Aim of the exercise: Every record here should be printed again exactly.

** START **

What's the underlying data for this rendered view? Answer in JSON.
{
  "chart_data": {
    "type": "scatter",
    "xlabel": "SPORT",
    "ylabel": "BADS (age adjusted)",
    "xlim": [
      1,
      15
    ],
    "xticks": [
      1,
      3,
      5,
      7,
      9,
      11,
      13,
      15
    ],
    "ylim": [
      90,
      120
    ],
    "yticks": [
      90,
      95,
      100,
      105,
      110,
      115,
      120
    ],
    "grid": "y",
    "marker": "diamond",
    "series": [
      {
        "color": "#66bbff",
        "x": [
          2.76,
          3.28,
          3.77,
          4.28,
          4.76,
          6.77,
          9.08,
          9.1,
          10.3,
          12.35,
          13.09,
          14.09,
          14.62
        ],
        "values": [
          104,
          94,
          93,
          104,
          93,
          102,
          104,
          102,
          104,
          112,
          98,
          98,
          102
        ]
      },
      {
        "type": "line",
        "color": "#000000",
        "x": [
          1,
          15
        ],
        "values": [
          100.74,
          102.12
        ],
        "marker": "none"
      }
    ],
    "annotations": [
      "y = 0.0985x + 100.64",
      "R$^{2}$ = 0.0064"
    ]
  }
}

** END **

Finished task:
What's the underlying data for this rendered view? Answer in JSON.
{
  "chart_data": {
    "type": "scatter",
    "xlabel": "SPORT",
    "ylabel": "BADS (age adjusted)",
    "xlim": [
      1,
      15
    ],
    "xticks": [
      1,
      3,
      5,
      7,
      9,
      11,
      13,
      15
    ],
    "ylim": [
      90,
      120
    ],
    "yticks": [
      90,
      95,
      100,
      105,
      110,
      115,
      120
    ],
    "grid": "y",
    "marker": "diamond",
    "series": [
      {
        "color": "#66bbff",
        "x": [
          2.76,
          3.28,
          3.77,
          4.28,
          4.76,
          6.77,
          9.08,
          9.1,
          10.3,
          12.35,
          13.09,
          14.09,
          14.62
        ],
        "values": [
          104,
          94,
          93,
          104,
          93,
          102,
          104,
          102,
          104,
          112,
          98,
          98,
          102
        ]
      },
      {
        "type": "line",
        "color": "#000000",
        "x": [
          1,
          15
        ],
        "values": [
          100.74,
          102.12
        ],
        "marker": "none"
      }
    ],
    "annotations": [
      "y = 0.0985x + 100.64",
      "R$^{2}$ = 0.0064"
    ]
  }
}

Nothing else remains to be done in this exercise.